[Dataset entries on figures]
# # # # # # #

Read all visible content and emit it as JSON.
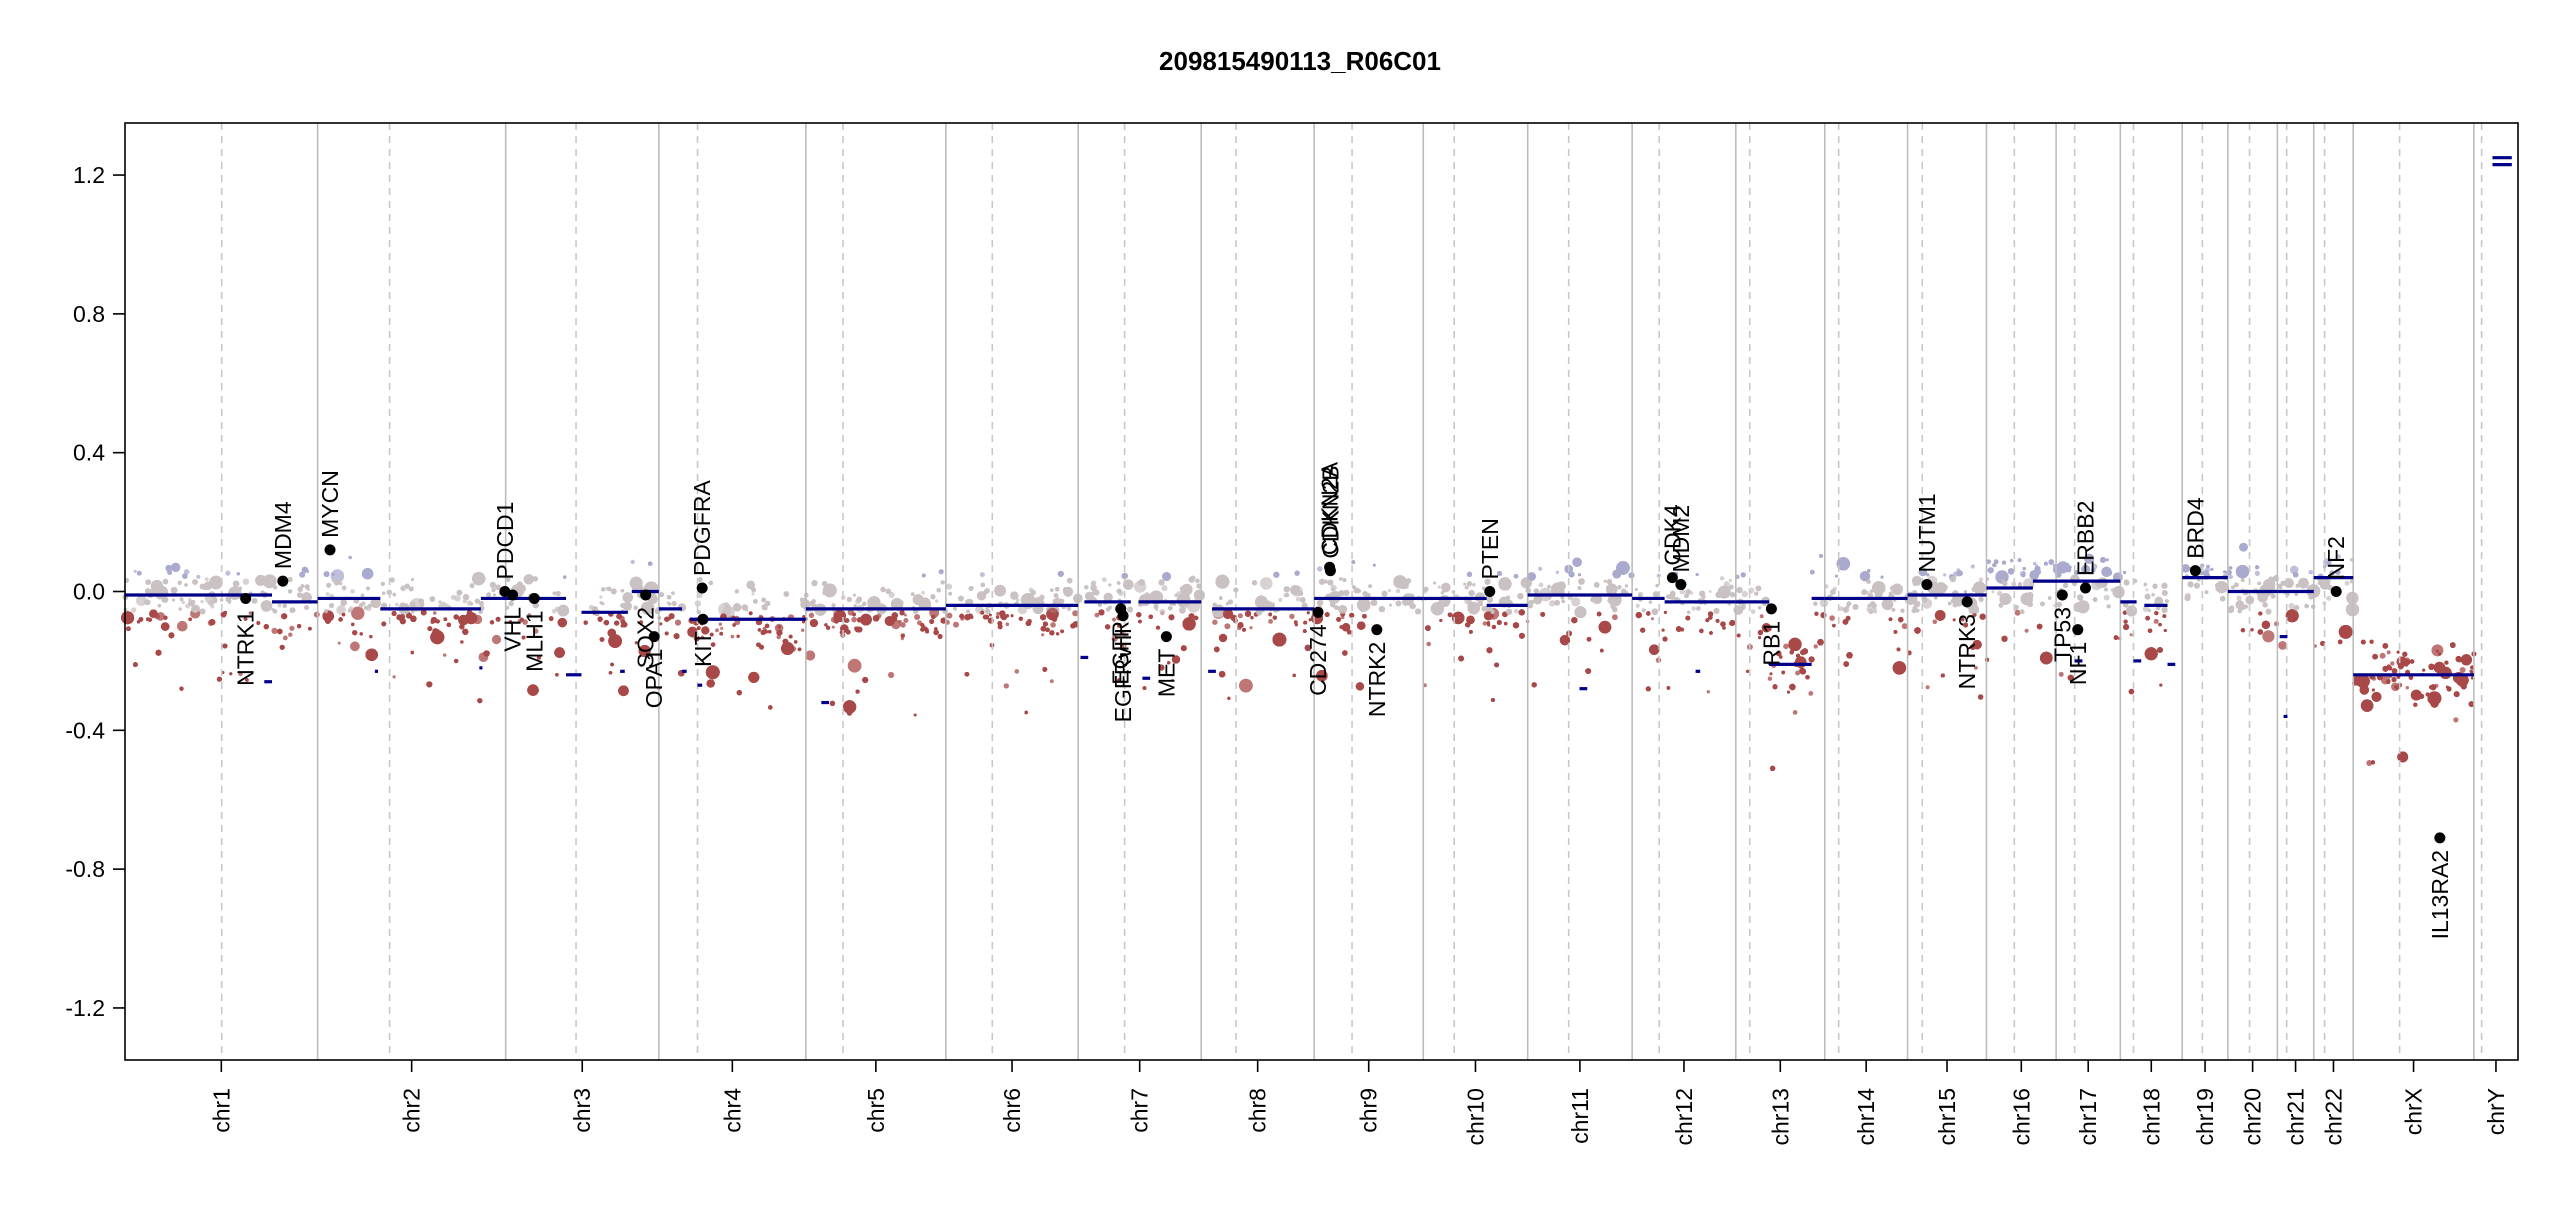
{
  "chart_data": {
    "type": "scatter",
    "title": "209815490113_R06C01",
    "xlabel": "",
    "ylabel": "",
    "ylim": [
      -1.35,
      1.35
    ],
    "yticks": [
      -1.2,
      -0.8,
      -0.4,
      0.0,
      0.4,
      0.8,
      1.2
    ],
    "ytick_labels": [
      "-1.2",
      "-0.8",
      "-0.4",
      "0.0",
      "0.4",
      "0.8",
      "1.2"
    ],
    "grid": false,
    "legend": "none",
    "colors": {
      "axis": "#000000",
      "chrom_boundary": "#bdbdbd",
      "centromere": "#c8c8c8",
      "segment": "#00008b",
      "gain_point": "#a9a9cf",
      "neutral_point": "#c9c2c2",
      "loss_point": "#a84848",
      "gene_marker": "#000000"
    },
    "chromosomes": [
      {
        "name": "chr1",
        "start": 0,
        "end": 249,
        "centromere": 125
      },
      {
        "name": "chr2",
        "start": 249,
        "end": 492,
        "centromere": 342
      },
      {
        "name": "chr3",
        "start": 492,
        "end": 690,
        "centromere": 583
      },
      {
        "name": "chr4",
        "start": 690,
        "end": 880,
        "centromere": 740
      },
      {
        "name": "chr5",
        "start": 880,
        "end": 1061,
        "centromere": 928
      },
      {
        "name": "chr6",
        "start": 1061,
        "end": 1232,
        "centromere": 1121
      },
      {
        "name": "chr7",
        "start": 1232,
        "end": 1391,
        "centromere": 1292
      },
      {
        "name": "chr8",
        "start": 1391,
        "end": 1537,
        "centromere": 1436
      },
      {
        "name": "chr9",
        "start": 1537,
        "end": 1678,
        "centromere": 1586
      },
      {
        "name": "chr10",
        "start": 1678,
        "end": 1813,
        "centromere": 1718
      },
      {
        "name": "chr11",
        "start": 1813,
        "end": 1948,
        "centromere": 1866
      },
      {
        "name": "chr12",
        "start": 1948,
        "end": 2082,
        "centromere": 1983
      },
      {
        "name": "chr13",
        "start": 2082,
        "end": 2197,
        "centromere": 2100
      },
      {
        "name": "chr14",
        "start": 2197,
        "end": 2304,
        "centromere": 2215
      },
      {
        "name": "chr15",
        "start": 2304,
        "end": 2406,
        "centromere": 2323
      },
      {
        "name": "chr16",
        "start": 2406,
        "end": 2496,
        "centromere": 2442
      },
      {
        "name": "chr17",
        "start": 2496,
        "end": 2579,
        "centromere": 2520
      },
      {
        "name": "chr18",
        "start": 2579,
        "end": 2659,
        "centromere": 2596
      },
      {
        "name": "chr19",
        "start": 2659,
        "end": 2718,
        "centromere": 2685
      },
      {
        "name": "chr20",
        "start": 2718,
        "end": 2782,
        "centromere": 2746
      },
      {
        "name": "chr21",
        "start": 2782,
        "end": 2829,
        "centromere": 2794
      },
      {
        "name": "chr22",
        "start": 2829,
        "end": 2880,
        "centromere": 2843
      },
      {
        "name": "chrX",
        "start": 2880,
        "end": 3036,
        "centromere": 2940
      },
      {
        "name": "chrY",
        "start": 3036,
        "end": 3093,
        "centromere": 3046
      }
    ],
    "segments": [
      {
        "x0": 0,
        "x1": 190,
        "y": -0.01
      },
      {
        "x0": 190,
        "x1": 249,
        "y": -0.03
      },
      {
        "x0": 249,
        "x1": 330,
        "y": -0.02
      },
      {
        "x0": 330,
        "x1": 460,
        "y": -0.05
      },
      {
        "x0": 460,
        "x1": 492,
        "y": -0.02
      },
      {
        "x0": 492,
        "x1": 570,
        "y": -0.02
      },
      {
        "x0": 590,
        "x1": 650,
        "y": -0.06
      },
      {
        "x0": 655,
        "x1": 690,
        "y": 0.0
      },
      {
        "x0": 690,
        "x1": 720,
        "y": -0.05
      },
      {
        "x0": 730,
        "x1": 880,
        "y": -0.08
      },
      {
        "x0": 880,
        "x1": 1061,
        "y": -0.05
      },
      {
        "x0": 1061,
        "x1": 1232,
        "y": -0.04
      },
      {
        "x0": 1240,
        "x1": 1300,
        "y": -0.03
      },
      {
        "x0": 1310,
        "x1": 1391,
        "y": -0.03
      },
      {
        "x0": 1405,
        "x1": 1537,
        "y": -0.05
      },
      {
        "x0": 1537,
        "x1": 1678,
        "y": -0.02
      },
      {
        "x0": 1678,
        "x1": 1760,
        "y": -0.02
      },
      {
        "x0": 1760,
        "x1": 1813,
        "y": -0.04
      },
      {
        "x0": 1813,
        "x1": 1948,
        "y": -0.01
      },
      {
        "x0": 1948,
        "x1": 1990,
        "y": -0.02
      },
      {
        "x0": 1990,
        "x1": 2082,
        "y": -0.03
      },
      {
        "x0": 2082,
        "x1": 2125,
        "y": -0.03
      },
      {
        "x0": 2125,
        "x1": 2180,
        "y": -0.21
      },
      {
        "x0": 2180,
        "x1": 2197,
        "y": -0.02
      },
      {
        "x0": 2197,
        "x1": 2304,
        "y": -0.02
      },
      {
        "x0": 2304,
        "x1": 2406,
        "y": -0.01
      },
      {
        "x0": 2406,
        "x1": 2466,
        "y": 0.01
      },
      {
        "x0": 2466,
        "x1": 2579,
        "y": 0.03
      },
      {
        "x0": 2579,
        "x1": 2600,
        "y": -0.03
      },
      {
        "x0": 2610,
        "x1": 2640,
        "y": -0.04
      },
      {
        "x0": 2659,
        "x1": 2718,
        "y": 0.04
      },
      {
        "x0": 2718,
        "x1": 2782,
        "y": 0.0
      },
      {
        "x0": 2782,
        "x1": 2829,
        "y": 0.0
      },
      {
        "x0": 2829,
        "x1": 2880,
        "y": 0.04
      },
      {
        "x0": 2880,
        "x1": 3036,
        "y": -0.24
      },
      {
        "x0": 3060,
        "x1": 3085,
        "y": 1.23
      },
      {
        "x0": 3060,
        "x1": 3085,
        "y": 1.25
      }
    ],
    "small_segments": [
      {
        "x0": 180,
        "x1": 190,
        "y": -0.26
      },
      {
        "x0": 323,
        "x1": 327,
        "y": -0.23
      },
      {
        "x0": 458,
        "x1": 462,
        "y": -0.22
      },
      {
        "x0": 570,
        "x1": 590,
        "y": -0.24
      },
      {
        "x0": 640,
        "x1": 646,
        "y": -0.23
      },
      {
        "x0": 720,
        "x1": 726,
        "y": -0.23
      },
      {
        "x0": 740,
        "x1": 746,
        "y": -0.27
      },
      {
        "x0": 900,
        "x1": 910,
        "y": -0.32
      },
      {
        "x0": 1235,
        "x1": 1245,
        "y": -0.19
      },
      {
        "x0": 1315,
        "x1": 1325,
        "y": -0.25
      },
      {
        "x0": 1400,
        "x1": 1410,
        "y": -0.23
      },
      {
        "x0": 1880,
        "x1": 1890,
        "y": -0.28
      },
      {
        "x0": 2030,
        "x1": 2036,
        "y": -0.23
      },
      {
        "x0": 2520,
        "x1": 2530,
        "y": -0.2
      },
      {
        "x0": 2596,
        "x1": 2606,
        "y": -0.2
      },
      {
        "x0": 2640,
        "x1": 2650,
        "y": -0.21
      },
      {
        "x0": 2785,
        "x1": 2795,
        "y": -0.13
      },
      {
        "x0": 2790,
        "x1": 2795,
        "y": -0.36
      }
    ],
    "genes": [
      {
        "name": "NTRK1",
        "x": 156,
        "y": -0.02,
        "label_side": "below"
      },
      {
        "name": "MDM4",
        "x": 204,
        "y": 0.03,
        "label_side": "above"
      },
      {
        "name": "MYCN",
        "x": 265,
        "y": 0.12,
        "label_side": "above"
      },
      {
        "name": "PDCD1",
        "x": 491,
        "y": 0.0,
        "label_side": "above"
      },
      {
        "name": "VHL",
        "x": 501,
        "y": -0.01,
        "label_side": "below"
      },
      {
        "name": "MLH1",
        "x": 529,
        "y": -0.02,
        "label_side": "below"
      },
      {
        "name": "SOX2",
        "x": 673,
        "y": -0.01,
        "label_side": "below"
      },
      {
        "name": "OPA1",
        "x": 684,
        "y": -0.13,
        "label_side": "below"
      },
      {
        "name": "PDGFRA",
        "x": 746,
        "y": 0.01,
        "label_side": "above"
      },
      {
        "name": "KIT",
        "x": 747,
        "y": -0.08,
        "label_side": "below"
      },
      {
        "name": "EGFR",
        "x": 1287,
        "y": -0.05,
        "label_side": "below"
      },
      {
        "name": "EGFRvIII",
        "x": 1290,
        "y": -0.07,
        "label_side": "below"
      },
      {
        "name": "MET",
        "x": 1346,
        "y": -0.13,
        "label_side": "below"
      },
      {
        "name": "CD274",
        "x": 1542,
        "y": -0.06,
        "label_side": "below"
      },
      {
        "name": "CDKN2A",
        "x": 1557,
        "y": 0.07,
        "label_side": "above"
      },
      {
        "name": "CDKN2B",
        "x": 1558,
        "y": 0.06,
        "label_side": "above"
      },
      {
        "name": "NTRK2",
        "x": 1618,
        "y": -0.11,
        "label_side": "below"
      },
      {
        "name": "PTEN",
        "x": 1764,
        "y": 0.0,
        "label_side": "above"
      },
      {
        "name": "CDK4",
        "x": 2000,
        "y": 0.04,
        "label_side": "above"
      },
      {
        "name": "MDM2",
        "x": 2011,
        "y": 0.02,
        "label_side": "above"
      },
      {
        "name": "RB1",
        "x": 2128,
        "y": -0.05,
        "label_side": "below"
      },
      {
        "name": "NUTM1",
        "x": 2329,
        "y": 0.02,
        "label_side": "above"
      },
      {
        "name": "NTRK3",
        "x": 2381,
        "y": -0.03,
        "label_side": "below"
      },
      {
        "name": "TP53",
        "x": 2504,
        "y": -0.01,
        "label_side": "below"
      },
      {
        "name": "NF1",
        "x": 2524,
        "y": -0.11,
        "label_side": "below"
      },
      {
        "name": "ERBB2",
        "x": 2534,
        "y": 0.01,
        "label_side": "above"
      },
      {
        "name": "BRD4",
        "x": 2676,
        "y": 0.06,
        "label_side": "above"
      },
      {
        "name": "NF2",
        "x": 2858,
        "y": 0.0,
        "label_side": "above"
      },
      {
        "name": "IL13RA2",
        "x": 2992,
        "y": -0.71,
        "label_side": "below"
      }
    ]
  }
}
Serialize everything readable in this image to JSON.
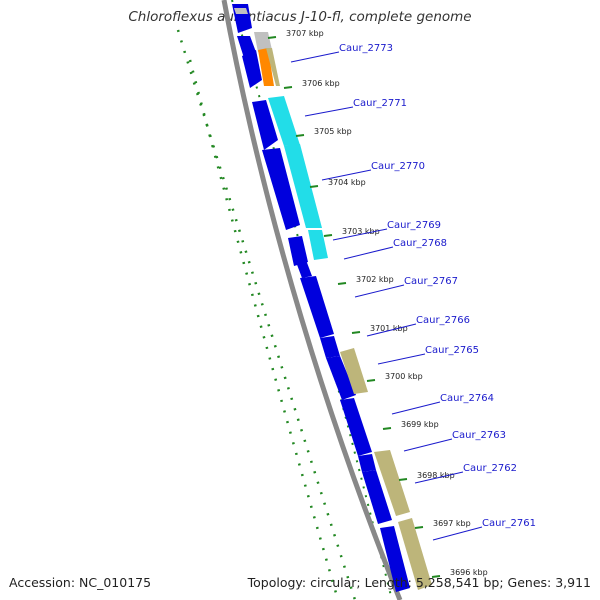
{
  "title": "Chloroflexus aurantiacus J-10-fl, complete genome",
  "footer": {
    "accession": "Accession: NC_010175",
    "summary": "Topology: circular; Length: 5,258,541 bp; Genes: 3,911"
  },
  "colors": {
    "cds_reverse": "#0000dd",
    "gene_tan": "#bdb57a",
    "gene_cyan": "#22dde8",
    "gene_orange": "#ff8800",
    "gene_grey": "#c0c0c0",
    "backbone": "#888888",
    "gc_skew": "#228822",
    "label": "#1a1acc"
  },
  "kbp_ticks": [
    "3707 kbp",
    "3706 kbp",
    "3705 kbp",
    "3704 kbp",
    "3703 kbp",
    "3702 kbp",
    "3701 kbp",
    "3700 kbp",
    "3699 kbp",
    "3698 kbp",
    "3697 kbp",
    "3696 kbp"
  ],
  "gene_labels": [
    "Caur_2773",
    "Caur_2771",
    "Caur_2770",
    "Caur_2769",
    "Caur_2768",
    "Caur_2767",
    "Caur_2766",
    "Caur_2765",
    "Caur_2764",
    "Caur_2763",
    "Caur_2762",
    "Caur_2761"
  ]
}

# # # # # # #

TASK OBJECTIVE:
The answer consists solely of the lines from the one holding "Serialize everything readable" through the last line of the entries above, set down verbatim, without any pictures.

RESPONSE:
Serialize everything readable in this image to JSON.
{
  "title": "Chloroflexus aurantiacus J-10-fl, complete genome",
  "footer": {
    "accession": "Accession: NC_010175",
    "summary": "Topology: circular; Length: 5,258,541 bp; Genes: 3,911"
  },
  "colors": {
    "cds_reverse": "#0000dd",
    "gene_tan": "#bdb57a",
    "gene_cyan": "#22dde8",
    "gene_orange": "#ff8800",
    "gene_grey": "#c0c0c0",
    "backbone": "#888888",
    "gc_skew": "#228822",
    "label": "#1a1acc"
  },
  "kbp_ticks": [
    "3707 kbp",
    "3706 kbp",
    "3705 kbp",
    "3704 kbp",
    "3703 kbp",
    "3702 kbp",
    "3701 kbp",
    "3700 kbp",
    "3699 kbp",
    "3698 kbp",
    "3697 kbp",
    "3696 kbp"
  ],
  "gene_labels": [
    "Caur_2773",
    "Caur_2771",
    "Caur_2770",
    "Caur_2769",
    "Caur_2768",
    "Caur_2767",
    "Caur_2766",
    "Caur_2765",
    "Caur_2764",
    "Caur_2763",
    "Caur_2762",
    "Caur_2761"
  ]
}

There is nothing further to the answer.